* Your task *
Find every line in the records below that holds the word "duration" and copy it.

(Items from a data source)
## Start
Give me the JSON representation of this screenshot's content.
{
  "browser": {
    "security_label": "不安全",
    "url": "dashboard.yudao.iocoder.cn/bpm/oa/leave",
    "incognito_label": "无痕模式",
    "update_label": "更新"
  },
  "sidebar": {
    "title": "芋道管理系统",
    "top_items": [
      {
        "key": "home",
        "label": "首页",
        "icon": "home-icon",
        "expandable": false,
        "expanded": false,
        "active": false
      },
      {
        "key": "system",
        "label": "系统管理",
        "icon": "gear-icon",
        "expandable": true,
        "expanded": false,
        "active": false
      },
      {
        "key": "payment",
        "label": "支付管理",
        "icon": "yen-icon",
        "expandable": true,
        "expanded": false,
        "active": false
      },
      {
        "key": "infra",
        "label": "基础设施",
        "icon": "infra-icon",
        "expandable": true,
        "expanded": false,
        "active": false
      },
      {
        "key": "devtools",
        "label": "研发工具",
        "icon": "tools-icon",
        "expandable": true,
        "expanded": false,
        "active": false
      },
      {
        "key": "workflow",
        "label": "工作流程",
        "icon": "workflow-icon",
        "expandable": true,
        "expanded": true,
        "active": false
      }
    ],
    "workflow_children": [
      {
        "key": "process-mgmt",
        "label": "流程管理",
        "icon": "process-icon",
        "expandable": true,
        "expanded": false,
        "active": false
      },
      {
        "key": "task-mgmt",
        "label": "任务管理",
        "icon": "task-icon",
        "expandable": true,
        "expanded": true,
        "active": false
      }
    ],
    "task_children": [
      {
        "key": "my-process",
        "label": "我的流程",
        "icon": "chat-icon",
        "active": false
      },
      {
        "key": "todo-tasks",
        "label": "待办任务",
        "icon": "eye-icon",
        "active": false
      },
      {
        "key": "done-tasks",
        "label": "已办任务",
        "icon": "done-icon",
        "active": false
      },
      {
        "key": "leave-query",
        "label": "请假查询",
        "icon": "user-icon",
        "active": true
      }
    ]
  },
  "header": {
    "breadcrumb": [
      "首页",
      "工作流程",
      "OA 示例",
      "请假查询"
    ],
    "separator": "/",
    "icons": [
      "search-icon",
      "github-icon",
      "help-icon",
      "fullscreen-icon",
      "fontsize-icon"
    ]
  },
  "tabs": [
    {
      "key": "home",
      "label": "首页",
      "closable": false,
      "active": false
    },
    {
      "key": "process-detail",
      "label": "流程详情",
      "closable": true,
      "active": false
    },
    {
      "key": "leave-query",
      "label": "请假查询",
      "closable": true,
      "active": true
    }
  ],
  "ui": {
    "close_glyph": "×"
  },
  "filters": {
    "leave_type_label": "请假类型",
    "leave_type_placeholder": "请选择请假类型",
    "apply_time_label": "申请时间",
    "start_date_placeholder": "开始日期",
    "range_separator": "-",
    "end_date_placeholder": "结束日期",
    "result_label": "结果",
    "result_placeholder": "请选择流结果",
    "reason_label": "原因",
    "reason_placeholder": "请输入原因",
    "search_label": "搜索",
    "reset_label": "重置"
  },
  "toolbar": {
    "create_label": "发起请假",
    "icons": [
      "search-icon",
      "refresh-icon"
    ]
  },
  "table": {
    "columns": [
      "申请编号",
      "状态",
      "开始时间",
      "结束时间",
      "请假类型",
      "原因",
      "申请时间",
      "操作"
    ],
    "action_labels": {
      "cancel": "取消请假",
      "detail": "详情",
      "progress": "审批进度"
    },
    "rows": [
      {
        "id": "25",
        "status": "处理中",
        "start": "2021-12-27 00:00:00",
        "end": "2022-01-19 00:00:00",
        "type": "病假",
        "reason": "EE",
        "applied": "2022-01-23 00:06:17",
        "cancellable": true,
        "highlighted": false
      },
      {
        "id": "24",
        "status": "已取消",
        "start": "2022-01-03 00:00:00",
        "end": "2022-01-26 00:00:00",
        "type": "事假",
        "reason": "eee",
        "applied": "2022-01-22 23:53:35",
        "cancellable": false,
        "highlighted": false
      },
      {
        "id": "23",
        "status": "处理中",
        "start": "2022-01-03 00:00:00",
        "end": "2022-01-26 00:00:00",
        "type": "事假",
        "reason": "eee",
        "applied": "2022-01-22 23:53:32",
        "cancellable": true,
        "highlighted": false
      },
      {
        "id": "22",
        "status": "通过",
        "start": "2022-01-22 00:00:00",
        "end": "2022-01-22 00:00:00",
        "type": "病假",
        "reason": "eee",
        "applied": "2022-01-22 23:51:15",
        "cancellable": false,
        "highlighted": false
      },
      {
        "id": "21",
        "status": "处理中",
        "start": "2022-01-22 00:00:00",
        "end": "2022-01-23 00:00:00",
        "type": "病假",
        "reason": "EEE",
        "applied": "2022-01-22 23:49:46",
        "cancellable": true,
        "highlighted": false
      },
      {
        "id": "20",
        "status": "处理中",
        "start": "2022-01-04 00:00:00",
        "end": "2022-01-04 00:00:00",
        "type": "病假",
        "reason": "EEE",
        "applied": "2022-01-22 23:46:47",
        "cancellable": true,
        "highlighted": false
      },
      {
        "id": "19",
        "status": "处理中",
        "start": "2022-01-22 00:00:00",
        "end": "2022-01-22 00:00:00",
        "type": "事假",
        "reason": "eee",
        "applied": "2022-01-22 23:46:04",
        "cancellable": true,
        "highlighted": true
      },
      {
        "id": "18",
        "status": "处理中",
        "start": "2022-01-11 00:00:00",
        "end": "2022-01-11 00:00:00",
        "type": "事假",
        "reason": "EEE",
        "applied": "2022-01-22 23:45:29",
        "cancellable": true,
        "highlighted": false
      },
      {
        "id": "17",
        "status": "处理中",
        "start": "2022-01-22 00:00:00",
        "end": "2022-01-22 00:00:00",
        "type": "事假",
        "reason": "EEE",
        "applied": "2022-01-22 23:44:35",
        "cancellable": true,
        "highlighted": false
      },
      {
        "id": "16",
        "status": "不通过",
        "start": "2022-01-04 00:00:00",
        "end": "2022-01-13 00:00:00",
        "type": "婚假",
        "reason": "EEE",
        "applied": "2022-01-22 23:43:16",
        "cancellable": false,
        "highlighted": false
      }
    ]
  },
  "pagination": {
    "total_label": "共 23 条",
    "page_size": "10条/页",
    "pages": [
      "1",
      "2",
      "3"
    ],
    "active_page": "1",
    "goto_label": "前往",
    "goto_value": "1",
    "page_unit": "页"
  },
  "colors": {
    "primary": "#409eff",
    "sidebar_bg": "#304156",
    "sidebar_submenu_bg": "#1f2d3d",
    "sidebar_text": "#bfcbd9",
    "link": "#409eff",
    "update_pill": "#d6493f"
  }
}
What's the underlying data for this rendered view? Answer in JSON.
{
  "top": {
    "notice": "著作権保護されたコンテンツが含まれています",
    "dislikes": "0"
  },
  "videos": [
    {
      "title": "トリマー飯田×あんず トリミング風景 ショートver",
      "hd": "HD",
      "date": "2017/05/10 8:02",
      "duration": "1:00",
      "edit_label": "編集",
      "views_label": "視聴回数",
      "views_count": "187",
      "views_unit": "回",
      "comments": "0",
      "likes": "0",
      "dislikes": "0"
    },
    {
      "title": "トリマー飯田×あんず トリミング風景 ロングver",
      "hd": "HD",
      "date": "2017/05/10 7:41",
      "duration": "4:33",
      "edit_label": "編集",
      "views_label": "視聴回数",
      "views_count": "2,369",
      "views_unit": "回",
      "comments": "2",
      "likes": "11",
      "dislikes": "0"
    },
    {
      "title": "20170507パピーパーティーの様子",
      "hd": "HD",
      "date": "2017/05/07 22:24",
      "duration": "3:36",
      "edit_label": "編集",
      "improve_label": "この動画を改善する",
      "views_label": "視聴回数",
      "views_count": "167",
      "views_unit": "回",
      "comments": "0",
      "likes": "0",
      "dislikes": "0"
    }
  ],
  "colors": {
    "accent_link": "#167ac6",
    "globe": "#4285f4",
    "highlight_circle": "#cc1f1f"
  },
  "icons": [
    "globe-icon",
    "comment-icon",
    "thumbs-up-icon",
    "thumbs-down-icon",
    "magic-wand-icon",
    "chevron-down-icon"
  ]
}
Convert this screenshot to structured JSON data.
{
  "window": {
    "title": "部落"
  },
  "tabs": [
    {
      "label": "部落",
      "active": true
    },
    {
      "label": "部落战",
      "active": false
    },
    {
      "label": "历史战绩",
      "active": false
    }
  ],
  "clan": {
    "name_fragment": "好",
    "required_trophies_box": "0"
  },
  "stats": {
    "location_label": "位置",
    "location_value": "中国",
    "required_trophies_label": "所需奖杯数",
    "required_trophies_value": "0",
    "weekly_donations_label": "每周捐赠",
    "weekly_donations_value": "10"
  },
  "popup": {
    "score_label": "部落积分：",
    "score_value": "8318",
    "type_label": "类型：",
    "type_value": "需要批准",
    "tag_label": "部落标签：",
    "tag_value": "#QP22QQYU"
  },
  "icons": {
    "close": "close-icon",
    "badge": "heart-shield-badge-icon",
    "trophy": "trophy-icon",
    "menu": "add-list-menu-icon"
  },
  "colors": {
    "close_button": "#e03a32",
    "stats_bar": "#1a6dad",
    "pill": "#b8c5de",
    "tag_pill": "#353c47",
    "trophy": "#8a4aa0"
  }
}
## End
* Exercise solution *
      "duration": "1:00",
      "duration": "4:33",
      "duration": "3:36",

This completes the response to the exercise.